[START OF MATERIAL PROVIDED]

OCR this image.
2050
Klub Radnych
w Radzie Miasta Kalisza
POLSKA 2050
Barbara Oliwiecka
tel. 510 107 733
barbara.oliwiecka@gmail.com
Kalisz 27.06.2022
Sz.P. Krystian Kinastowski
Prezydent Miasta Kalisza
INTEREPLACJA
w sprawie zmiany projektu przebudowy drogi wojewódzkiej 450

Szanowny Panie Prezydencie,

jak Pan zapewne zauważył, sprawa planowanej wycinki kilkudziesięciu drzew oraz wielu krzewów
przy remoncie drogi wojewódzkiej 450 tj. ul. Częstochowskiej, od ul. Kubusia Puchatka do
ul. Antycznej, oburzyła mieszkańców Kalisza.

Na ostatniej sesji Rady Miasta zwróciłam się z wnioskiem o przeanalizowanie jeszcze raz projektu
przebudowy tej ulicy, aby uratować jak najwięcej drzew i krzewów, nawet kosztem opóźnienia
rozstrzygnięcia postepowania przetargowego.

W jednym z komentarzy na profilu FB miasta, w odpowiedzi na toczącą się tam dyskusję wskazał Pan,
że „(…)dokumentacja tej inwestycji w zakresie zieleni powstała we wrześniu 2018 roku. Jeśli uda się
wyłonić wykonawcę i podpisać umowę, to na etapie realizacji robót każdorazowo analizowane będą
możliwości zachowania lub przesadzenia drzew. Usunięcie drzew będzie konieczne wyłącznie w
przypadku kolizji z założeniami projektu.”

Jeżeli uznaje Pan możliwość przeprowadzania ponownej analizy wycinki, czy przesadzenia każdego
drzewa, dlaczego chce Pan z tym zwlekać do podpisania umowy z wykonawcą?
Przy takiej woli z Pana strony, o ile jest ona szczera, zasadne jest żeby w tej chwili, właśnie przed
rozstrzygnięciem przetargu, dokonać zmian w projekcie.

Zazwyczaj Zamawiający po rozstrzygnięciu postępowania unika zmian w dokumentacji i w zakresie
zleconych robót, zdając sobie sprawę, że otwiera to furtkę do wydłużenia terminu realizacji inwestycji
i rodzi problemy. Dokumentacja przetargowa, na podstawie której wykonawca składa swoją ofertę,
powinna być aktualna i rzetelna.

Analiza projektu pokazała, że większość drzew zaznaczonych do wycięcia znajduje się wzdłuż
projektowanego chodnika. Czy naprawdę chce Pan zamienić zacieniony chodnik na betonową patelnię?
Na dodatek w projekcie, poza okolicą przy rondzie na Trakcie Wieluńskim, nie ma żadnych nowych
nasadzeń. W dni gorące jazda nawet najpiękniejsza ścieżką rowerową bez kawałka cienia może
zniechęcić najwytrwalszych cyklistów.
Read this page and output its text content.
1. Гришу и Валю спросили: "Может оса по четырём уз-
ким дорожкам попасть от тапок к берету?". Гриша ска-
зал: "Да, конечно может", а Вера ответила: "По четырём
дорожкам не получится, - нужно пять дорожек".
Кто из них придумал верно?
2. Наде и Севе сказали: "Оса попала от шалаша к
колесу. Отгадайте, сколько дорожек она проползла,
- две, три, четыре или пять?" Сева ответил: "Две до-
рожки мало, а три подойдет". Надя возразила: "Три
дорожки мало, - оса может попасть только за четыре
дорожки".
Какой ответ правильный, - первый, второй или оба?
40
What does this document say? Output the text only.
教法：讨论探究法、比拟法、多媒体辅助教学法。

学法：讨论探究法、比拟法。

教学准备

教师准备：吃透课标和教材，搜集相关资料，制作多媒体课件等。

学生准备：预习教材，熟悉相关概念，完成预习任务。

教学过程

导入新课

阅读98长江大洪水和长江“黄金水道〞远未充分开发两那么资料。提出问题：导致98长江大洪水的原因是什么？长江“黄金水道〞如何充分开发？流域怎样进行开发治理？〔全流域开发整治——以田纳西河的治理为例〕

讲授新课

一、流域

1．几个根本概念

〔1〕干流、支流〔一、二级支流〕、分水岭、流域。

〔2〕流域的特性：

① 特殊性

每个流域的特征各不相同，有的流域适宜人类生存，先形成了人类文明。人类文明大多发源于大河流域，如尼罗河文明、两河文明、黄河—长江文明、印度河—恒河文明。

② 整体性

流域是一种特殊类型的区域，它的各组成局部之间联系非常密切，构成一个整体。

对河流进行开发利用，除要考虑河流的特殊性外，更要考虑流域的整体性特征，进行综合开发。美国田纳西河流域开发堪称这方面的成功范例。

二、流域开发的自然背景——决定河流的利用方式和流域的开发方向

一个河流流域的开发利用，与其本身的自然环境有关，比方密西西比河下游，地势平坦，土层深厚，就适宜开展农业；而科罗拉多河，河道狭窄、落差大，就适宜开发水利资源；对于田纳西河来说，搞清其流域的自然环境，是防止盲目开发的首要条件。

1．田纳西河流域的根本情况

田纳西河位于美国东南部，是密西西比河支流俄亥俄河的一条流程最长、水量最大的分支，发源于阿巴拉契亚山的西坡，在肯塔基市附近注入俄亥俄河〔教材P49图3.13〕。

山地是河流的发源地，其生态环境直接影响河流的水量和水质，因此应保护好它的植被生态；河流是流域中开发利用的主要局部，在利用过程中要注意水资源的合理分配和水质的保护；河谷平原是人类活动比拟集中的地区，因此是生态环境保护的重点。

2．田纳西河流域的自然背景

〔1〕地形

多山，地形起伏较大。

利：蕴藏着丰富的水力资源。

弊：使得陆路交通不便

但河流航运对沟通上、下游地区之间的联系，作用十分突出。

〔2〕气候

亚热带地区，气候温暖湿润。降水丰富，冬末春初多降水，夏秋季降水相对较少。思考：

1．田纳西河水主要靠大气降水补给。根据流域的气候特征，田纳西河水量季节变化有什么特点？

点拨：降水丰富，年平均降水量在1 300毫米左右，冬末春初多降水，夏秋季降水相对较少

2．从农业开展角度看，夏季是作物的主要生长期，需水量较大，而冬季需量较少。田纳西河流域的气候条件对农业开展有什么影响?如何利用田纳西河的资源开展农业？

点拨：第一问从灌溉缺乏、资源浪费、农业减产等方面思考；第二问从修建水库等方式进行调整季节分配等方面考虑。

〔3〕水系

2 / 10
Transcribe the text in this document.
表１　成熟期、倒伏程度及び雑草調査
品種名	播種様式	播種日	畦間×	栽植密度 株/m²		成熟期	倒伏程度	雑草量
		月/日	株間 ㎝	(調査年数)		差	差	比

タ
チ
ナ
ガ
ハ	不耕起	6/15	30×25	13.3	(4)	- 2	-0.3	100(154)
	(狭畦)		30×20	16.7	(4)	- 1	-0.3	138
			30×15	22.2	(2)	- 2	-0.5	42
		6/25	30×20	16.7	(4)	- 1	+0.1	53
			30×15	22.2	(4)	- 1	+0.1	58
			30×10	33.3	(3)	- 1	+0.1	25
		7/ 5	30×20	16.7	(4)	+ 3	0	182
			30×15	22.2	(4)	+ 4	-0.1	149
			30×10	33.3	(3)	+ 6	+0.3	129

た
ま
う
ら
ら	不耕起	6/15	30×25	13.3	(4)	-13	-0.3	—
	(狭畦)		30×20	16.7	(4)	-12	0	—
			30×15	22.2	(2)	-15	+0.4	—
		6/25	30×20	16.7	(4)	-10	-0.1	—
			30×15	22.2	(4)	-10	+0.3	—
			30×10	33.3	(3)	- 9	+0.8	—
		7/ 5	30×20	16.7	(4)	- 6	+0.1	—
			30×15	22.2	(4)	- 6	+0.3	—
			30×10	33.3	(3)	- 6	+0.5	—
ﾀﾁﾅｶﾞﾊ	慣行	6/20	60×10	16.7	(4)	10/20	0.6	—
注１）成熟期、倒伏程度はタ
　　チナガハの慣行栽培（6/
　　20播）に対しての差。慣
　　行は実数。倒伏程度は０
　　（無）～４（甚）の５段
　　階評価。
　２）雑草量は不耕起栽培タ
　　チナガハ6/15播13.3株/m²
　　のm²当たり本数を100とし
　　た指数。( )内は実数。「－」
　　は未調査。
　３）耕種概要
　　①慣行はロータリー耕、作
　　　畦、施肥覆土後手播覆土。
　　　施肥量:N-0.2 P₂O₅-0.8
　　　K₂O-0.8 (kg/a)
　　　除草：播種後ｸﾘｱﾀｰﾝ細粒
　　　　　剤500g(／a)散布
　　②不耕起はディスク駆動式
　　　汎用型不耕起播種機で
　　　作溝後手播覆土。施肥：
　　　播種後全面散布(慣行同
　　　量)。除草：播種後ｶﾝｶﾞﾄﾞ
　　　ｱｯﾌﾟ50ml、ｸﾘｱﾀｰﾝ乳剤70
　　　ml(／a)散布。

[END OF MATERIAL PROVIDED]

WHAT NEEDS TO BE DONE
Track down all lines above with the string "projekcie" and copy them.

SOLUTION BELOW
rozstrzygnięciem przetargu, dokonać zmian w projekcie.
Na dodatek w projekcie, poza okolicą przy rondzie na Trakcie Wieluńskim, nie ma żadnych nowych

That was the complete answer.